- _PROBLEM TO SOLVE_: Count how many lines contain "points" and reply with that number only.

- _RECORD EXTRACTS_:
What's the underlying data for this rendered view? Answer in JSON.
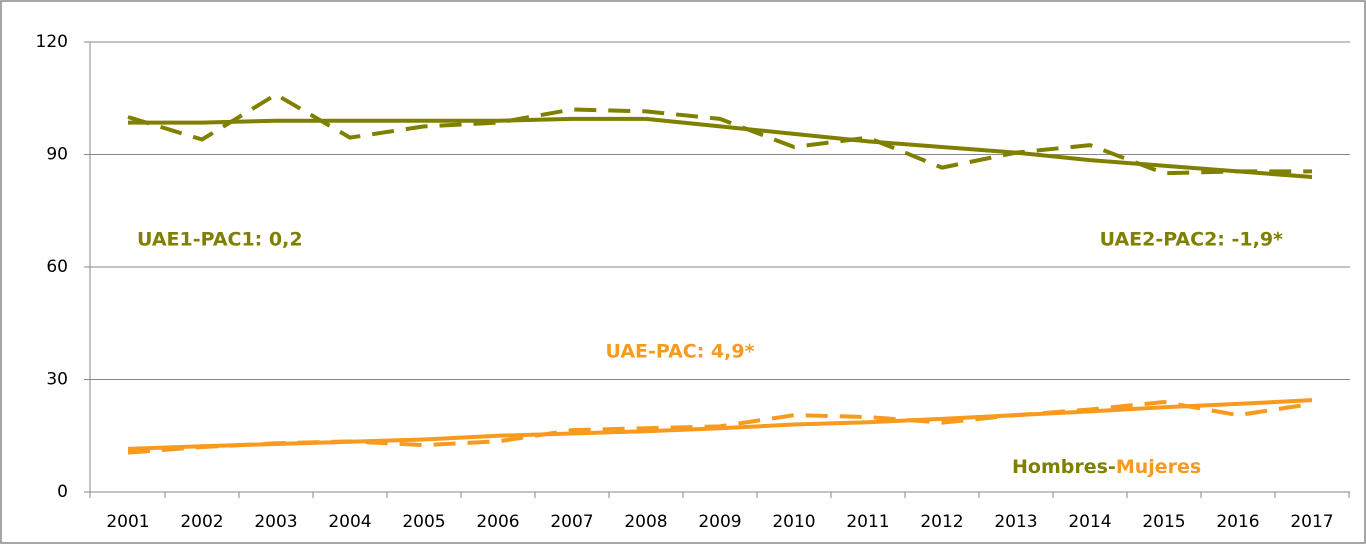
{
  "chart_data": {
    "type": "line",
    "categories": [
      "2001",
      "2002",
      "2003",
      "2004",
      "2005",
      "2006",
      "2007",
      "2008",
      "2009",
      "2010",
      "2011",
      "2012",
      "2013",
      "2014",
      "2015",
      "2016",
      "2017"
    ],
    "series": [
      {
        "color": "#7f8000",
        "dashed": true,
        "values": [
          100,
          94,
          106,
          94.5,
          97.5,
          98.5,
          102,
          101.5,
          99.5,
          92,
          94.5,
          86.5,
          90.5,
          92.5,
          85,
          85.5,
          85.5
        ]
      },
      {
        "color": "#7f8000",
        "dashed": false,
        "values": [
          98.5,
          98.5,
          99,
          99,
          99,
          99,
          99.5,
          99.5,
          97.5,
          95.5,
          93.5,
          92,
          90.5,
          88.5,
          87,
          85.5,
          84
        ]
      },
      {
        "color": "#f79a1e",
        "dashed": true,
        "values": [
          10.5,
          12,
          13,
          13.5,
          12.5,
          13.5,
          16.5,
          17,
          17.5,
          20.5,
          20,
          18.5,
          20.5,
          22,
          24,
          20.5,
          23.5
        ]
      },
      {
        "color": "#f79a1e",
        "dashed": false,
        "values": [
          11.5,
          12.2,
          12.8,
          13.4,
          14,
          15,
          15.6,
          16.2,
          17,
          18,
          18.6,
          19.5,
          20.5,
          21.5,
          22.6,
          23.5,
          24.5
        ]
      }
    ],
    "annotations": [
      {
        "text": "UAE1-PAC1: 0,2",
        "color": "#7f8000"
      },
      {
        "text": "UAE2-PAC2: -1,9*",
        "color": "#7f8000"
      },
      {
        "text": "UAE-PAC: 4,9*",
        "color": "#f79a1e"
      },
      {
        "text": "Hombres",
        "color": "#7f8000"
      },
      {
        "text": "-",
        "color": "#7f8000"
      },
      {
        "text": "Mujeres",
        "color": "#f79a1e"
      }
    ],
    "ylim": [
      0,
      120
    ],
    "yticks": [
      0,
      30,
      60,
      90,
      120
    ],
    "grid": true
  }
}
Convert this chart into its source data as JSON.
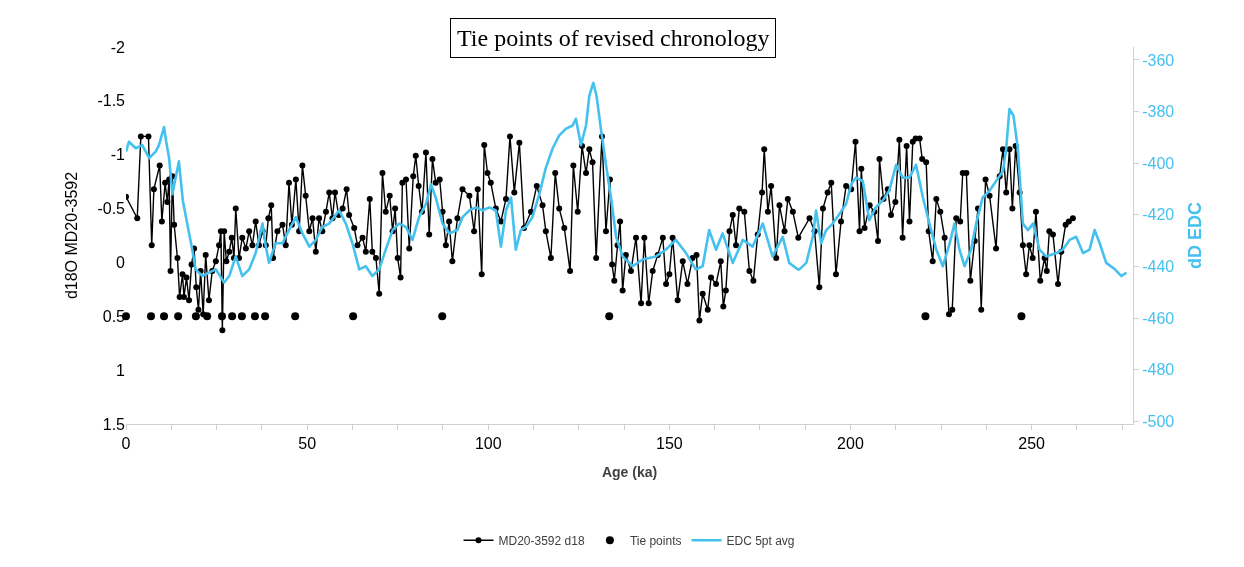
{
  "chart_data": {
    "type": "line",
    "title": "Tie points of revised chronology",
    "xlabel": "Age (ka)",
    "ylabel": "d18O MD20-3592",
    "y2label": "dD EDC",
    "xlim": [
      0,
      278
    ],
    "xticks": [
      0,
      {
        "value": 12.5,
        "label": null
      },
      {
        "value": 25,
        "label": null
      },
      {
        "value": 37.5,
        "label": null
      },
      50,
      {
        "value": 62.5,
        "label": null
      },
      {
        "value": 75,
        "label": null
      },
      {
        "value": 87.5,
        "label": null
      },
      100,
      {
        "value": 112.5,
        "label": null
      },
      {
        "value": 125,
        "label": null
      },
      {
        "value": 137.5,
        "label": null
      },
      150,
      {
        "value": 162.5,
        "label": null
      },
      {
        "value": 175,
        "label": null
      },
      {
        "value": 187.5,
        "label": null
      },
      200,
      {
        "value": 212.5,
        "label": null
      },
      {
        "value": 225,
        "label": null
      },
      {
        "value": 237.5,
        "label": null
      },
      250,
      {
        "value": 262.5,
        "label": null
      },
      {
        "value": 275,
        "label": null
      }
    ],
    "ylim": [
      1.5,
      -2
    ],
    "yticks": [
      -2,
      -1.5,
      -1,
      -0.5,
      0,
      0.5,
      1,
      1.5
    ],
    "y2lim": [
      -501,
      -355
    ],
    "y2ticks": [
      -360,
      -380,
      -400,
      -420,
      -440,
      -460,
      -480,
      -500
    ],
    "legend": "bottom",
    "series": [
      {
        "name": "MD20-3592 d18",
        "marker": "circle",
        "color": "#000000",
        "x": [
          0,
          3.1,
          4.1,
          6.2,
          7.1,
          7.7,
          9.3,
          9.9,
          10.8,
          11.4,
          11.9,
          12.3,
          12.8,
          13.3,
          14.2,
          14.8,
          15.6,
          16.0,
          16.7,
          17.4,
          18.1,
          18.8,
          19.4,
          20.0,
          20.6,
          21.3,
          22.0,
          22.9,
          23.8,
          24.8,
          25.7,
          26.2,
          26.6,
          27.1,
          27.7,
          28.5,
          29.2,
          29.8,
          30.3,
          31.2,
          32.1,
          33.1,
          34.0,
          34.9,
          35.8,
          36.7,
          37.7,
          38.6,
          39.3,
          40.1,
          40.6,
          41.8,
          43.2,
          44.1,
          45.0,
          45.8,
          46.9,
          47.8,
          48.7,
          49.6,
          50.6,
          51.5,
          52.4,
          53.3,
          54.2,
          55.2,
          56.1,
          57.0,
          57.7,
          58.7,
          59.8,
          60.9,
          61.6,
          63.0,
          63.9,
          65.3,
          66.2,
          67.3,
          68.0,
          69.0,
          69.9,
          70.8,
          71.7,
          72.8,
          73.6,
          74.3,
          75.0,
          75.8,
          76.3,
          77.3,
          78.2,
          79.3,
          80.0,
          80.8,
          81.7,
          82.8,
          83.7,
          84.6,
          85.5,
          86.6,
          87.4,
          88.3,
          89.2,
          90.1,
          91.5,
          92.9,
          94.8,
          96.1,
          97.1,
          98.2,
          98.9,
          99.8,
          100.7,
          102.1,
          103.5,
          104.9,
          106.0,
          107.2,
          108.6,
          109.9,
          111.8,
          113.4,
          115.0,
          115.9,
          117.3,
          118.5,
          119.6,
          121.0,
          122.6,
          123.5,
          124.7,
          125.9,
          127.0,
          127.9,
          128.8,
          129.8,
          131.4,
          132.5,
          133.6,
          134.2,
          134.8,
          135.7,
          136.4,
          137.1,
          138.0,
          139.4,
          140.8,
          142.2,
          143.1,
          144.3,
          145.4,
          146.8,
          148.2,
          149.1,
          150.0,
          150.9,
          152.3,
          153.7,
          155.0,
          156.4,
          157.5,
          158.3,
          159.2,
          160.6,
          161.5,
          162.9,
          164.2,
          164.9,
          165.6,
          166.6,
          167.5,
          168.4,
          169.3,
          170.7,
          172.1,
          173.2,
          174.4,
          175.6,
          176.2,
          177.2,
          178.1,
          179.5,
          180.4,
          181.8,
          182.7,
          184.1,
          185.6,
          188.7,
          190.1,
          191.4,
          192.4,
          193.7,
          194.7,
          196.0,
          197.4,
          198.8,
          200.2,
          201.4,
          202.5,
          203.0,
          203.9,
          205.3,
          206.6,
          207.6,
          208.0,
          209.1,
          210.3,
          211.2,
          212.4,
          213.5,
          214.4,
          215.5,
          216.3,
          217.2,
          218.0,
          219.1,
          219.8,
          220.9,
          221.6,
          222.7,
          223.7,
          224.8,
          226.0,
          227.2,
          228.1,
          229.2,
          230.3,
          231.0,
          232.0,
          233.1,
          234.3,
          235.2,
          236.1,
          237.3,
          238.4,
          240.2,
          241.2,
          242.1,
          243.0,
          243.9,
          244.7,
          245.6,
          246.7,
          247.6,
          248.5,
          249.4,
          250.3,
          251.2,
          252.4,
          253.6,
          254.2,
          254.9,
          255.9,
          257.3,
          258.2,
          259.4,
          260.3,
          261.4
        ],
        "values": [
          -0.61,
          -0.41,
          -1.17,
          -1.17,
          -0.16,
          -0.68,
          -0.9,
          -0.38,
          -0.74,
          -0.56,
          -0.77,
          0.08,
          -0.8,
          -0.35,
          -0.04,
          0.32,
          0.11,
          0.32,
          0.14,
          0.35,
          0.02,
          -0.13,
          0.23,
          0.44,
          0.08,
          0.48,
          -0.07,
          0.35,
          0.08,
          -0.01,
          -0.16,
          -0.29,
          0.63,
          -0.29,
          -0.01,
          -0.1,
          -0.23,
          -0.04,
          -0.5,
          -0.04,
          -0.23,
          -0.13,
          -0.29,
          -0.16,
          -0.38,
          -0.16,
          -0.29,
          -0.16,
          -0.41,
          -0.53,
          -0.04,
          -0.29,
          -0.35,
          -0.16,
          -0.74,
          -0.35,
          -0.77,
          -0.29,
          -0.9,
          -0.62,
          -0.29,
          -0.41,
          -0.1,
          -0.41,
          -0.29,
          -0.47,
          -0.65,
          -0.41,
          -0.65,
          -0.44,
          -0.5,
          -0.68,
          -0.44,
          -0.32,
          -0.16,
          -0.23,
          -0.1,
          -0.59,
          -0.1,
          -0.04,
          0.29,
          -0.83,
          -0.47,
          -0.62,
          -0.29,
          -0.5,
          -0.04,
          0.14,
          -0.74,
          -0.77,
          -0.13,
          -0.8,
          -0.99,
          -0.71,
          -0.47,
          -1.02,
          -0.26,
          -0.96,
          -0.74,
          -0.77,
          -0.47,
          -0.16,
          -0.38,
          -0.01,
          -0.41,
          -0.68,
          -0.62,
          -0.29,
          -0.68,
          0.11,
          -1.09,
          -0.83,
          -0.74,
          -0.5,
          -0.38,
          -0.59,
          -1.17,
          -0.65,
          -1.11,
          -0.32,
          -0.47,
          -0.71,
          -0.53,
          -0.29,
          -0.04,
          -0.83,
          -0.5,
          -0.32,
          0.08,
          -0.9,
          -0.47,
          -1.08,
          -0.83,
          -1.05,
          -0.93,
          -0.04,
          -1.17,
          -0.29,
          -0.77,
          0.02,
          0.17,
          -0.16,
          -0.38,
          0.26,
          -0.07,
          0.08,
          -0.23,
          0.38,
          -0.23,
          0.38,
          0.08,
          -0.07,
          -0.23,
          0.2,
          0.11,
          -0.23,
          0.35,
          -0.01,
          0.2,
          -0.04,
          -0.07,
          0.54,
          0.29,
          0.44,
          0.14,
          0.2,
          -0.01,
          0.41,
          0.26,
          -0.29,
          -0.44,
          -0.16,
          -0.5,
          -0.47,
          0.08,
          0.17,
          -0.26,
          -0.65,
          -1.05,
          -0.47,
          -0.71,
          -0.04,
          -0.53,
          -0.29,
          -0.59,
          -0.47,
          -0.23,
          -0.41,
          -0.29,
          0.23,
          -0.5,
          -0.65,
          -0.74,
          0.11,
          -0.38,
          -0.71,
          -0.68,
          -1.12,
          -0.29,
          -0.87,
          -0.32,
          -0.53,
          -0.47,
          -0.2,
          -0.96,
          -0.59,
          -0.68,
          -0.44,
          -0.56,
          -1.14,
          -0.23,
          -1.08,
          -0.38,
          -1.12,
          -1.15,
          -1.15,
          -0.96,
          -0.93,
          -0.29,
          -0.01,
          -0.59,
          -0.47,
          -0.23,
          0.48,
          0.44,
          -0.41,
          -0.38,
          -0.83,
          -0.83,
          0.17,
          -0.2,
          -0.5,
          0.44,
          -0.77,
          -0.62,
          -0.13,
          -0.8,
          -1.05,
          -0.65,
          -1.05,
          -0.5,
          -1.08,
          -0.65,
          -0.16,
          0.11,
          -0.16,
          -0.04,
          -0.47,
          0.17,
          -0.04,
          0.08,
          -0.29,
          -0.26,
          0.2,
          -0.1,
          -0.35,
          -0.38,
          -0.41
        ]
      },
      {
        "name": "Tie points",
        "type": "scatter",
        "marker": "circle",
        "color": "#000000",
        "x": [
          0,
          6.9,
          10.5,
          14.4,
          19.3,
          22.4,
          26.5,
          29.3,
          32.0,
          35.6,
          38.4,
          46.7,
          62.7,
          87.3,
          133.4,
          220.7,
          247.2
        ],
        "values": [
          0.5,
          0.5,
          0.5,
          0.5,
          0.5,
          0.5,
          0.5,
          0.5,
          0.5,
          0.5,
          0.5,
          0.5,
          0.5,
          0.5,
          0.5,
          0.5,
          0.5
        ]
      },
      {
        "name": "EDC 5pt avg",
        "axis": "y2",
        "color": "#45c1ef",
        "x": [
          0,
          0.8,
          2.7,
          4.5,
          6.4,
          8.2,
          9.1,
          10.5,
          11.1,
          11.9,
          12.8,
          14.6,
          15.7,
          16.9,
          18.3,
          19.2,
          21.1,
          22.9,
          24.8,
          27.1,
          28.5,
          30.3,
          32.1,
          34.0,
          35.8,
          37.7,
          38.6,
          39.5,
          41.3,
          43.2,
          45.0,
          46.9,
          48.7,
          50.6,
          52.4,
          54.2,
          56.1,
          58.8,
          60.7,
          62.5,
          64.4,
          66.2,
          68.0,
          69.9,
          71.7,
          73.6,
          75.4,
          77.3,
          79.1,
          80.9,
          82.8,
          84.2,
          85.5,
          87.4,
          89.2,
          91.5,
          92.9,
          94.8,
          96.6,
          98.4,
          100.3,
          102.1,
          103.5,
          104.9,
          106.3,
          107.6,
          109.0,
          110.4,
          112.2,
          114.1,
          115.9,
          117.8,
          119.6,
          121.5,
          123.3,
          124.2,
          125.6,
          127.0,
          127.9,
          129.0,
          129.9,
          131.1,
          132.5,
          133.9,
          135.3,
          137.1,
          139.9,
          142.6,
          146.3,
          149.0,
          151.8,
          154.6,
          157.3,
          159.2,
          161.0,
          162.9,
          164.7,
          167.5,
          170.3,
          173.0,
          175.8,
          178.5,
          181.3,
          183.1,
          185.4,
          185.9,
          187.8,
          189.6,
          190.5,
          191.9,
          193.3,
          195.1,
          197.0,
          198.8,
          200.2,
          201.5,
          203.4,
          205.2,
          207.0,
          208.9,
          210.7,
          212.6,
          214.4,
          216.3,
          218.1,
          220.0,
          221.8,
          223.7,
          225.5,
          227.4,
          228.7,
          230.1,
          231.5,
          233.3,
          234.7,
          236.5,
          238.4,
          240.2,
          242.1,
          243.0,
          243.9,
          245.0,
          246.2,
          247.6,
          249.0,
          250.4,
          252.2,
          254.0,
          256.8,
          258.6,
          260.5,
          262.3,
          264.2,
          266.0,
          267.4,
          268.8,
          270.6,
          273.0,
          274.8,
          276.2
        ],
        "values": [
          -395.5,
          -391.7,
          -394.2,
          -393.0,
          -398.0,
          -395.5,
          -393.0,
          -386.0,
          -391.7,
          -398.0,
          -412.0,
          -399.3,
          -414.5,
          -423.4,
          -433.5,
          -441.1,
          -443.7,
          -442.4,
          -441.1,
          -446.2,
          -443.7,
          -436.1,
          -443.7,
          -441.1,
          -434.8,
          -423.4,
          -432.3,
          -438.6,
          -431.0,
          -431.0,
          -425.9,
          -420.9,
          -427.2,
          -432.3,
          -429.7,
          -424.7,
          -423.4,
          -418.3,
          -423.4,
          -431.0,
          -441.1,
          -439.9,
          -443.7,
          -441.1,
          -433.5,
          -425.9,
          -423.4,
          -424.7,
          -429.7,
          -420.9,
          -415.8,
          -408.2,
          -413.3,
          -423.4,
          -427.2,
          -425.9,
          -420.9,
          -418.3,
          -417.1,
          -418.3,
          -417.1,
          -418.3,
          -432.3,
          -418.3,
          -413.3,
          -433.5,
          -425.9,
          -424.7,
          -420.9,
          -412.0,
          -401.8,
          -394.2,
          -389.2,
          -386.6,
          -385.4,
          -382.8,
          -393.0,
          -385.4,
          -373.9,
          -368.9,
          -373.9,
          -386.6,
          -400.6,
          -413.3,
          -428.5,
          -436.1,
          -439.9,
          -437.3,
          -436.1,
          -433.5,
          -429.7,
          -434.8,
          -441.1,
          -439.9,
          -425.9,
          -433.5,
          -427.2,
          -438.6,
          -429.7,
          -432.3,
          -423.4,
          -436.1,
          -428.5,
          -438.6,
          -441.1,
          -441.1,
          -438.6,
          -428.5,
          -418.3,
          -431.0,
          -425.9,
          -423.4,
          -419.6,
          -415.8,
          -408.2,
          -405.6,
          -406.9,
          -422.1,
          -417.1,
          -414.5,
          -410.7,
          -400.6,
          -405.6,
          -405.6,
          -400.6,
          -413.3,
          -423.4,
          -433.5,
          -439.9,
          -431.0,
          -423.4,
          -433.5,
          -439.9,
          -433.5,
          -423.4,
          -413.3,
          -410.7,
          -406.9,
          -403.1,
          -394.2,
          -379.0,
          -381.6,
          -394.2,
          -423.4,
          -425.9,
          -423.4,
          -433.5,
          -436.1,
          -434.8,
          -433.5,
          -429.7,
          -428.5,
          -434.8,
          -433.5,
          -425.9,
          -431.0,
          -438.6,
          -441.1,
          -443.7,
          -442.4
        ]
      }
    ]
  }
}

- _CORRECT ANSWER_: 2